■ STATED EXERCISE
Gather, from the listing beneath this task, every line holding the string "负载铈的膨润土吸附剂除磷性能研究".

■ EXERCISE MATERIALS
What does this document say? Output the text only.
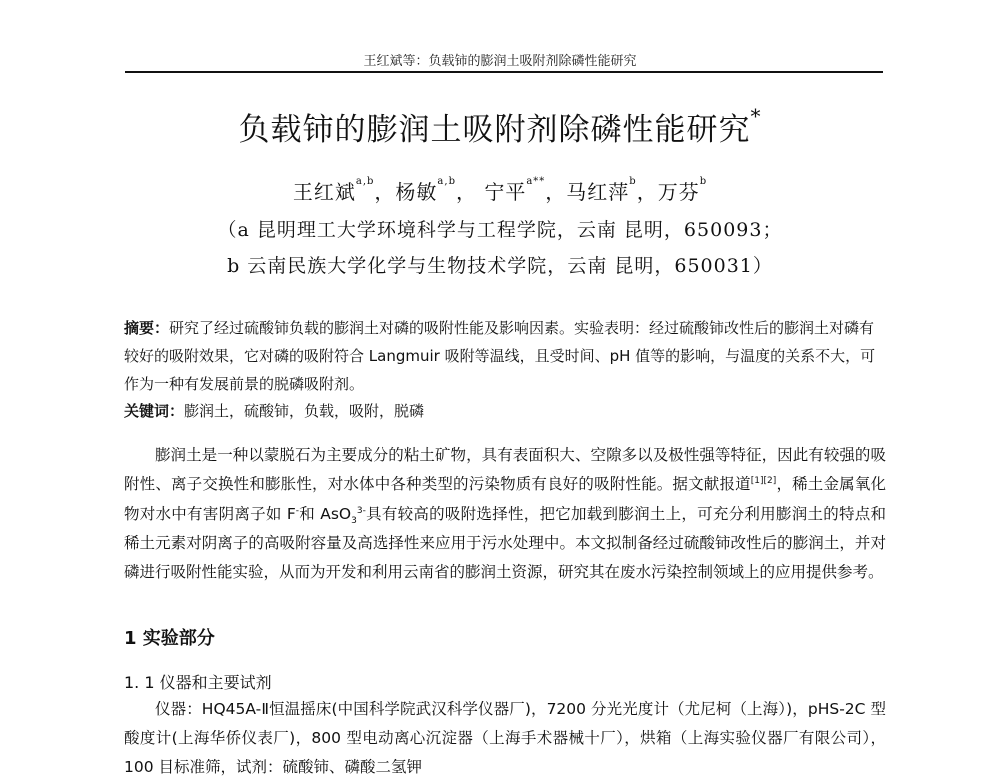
王红斌等：负载铈的膨润土吸附剂除磷性能研究
负载铈的膨润土吸附剂除磷性能研究*
王红斌$^{a,b}$，杨敏$^{a,b}$， 宁平$^{a**}$，马红萍$^b$，万芬$^b$
（a 昆明理工大学环境科学与工程学院，云南 昆明，650093；
b 云南民族大学化学与生物技术学院，云南 昆明，650031）
摘要：研究了经过硫酸铈负载的膨润土对磷的吸附性能及影响因素。实验表明：经过硫酸铈改性后的膨润土对磷有较好的吸附效果，它对磷的吸附符合 Langmuir 吸附等温线，且受时间、pH 值等的影响，与温度的关系不大，可作为一种有发展前景的脱磷吸附剂。
关键词：膨润土，硫酸铈，负载，吸附，脱磷
膨润土是一种以蒙脱石为主要成分的粘土矿物，具有表面积大、空隙多以及极性强等特征，因此有较强的吸附性、离子交换性和膨胀性，对水体中各种类型的污染物质有良好的吸附性能。据文献报道[1][2]，稀土金属氧化物对水中有害阴离子如 F-和 AsO$_3^{3-}$具有较高的吸附选择性，把它加载到膨润土上，可充分利用膨润土的特点和稀土元素对阴离子的高吸附容量及高选择性来应用于污水处理中。本文拟制备经过硫酸铈改性后的膨润土，并对磷进行吸附性能实验，从而为开发和利用云南省的膨润土资源，研究其在废水污染控制领域上的应用提供参考。
1 实验部分
1. 1 仪器和主要试剂
仪器：HQ45A-Ⅱ恒温摇床(中国科学院武汉科学仪器厂)，7200 分光光度计（尤尼柯（上海）)，pHS-2C 型酸度计(上海华侨仪表厂)，800 型电动离心沉淀器（上海手术器械十厂），烘箱（上海实验仪器厂有限公司），100 目标准筛，试剂：硫酸铈、磷酸二氢钾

■ FINISHED ANSWER
王红斌等：负载铈的膨润土吸附剂除磷性能研究
负载铈的膨润土吸附剂除磷性能研究*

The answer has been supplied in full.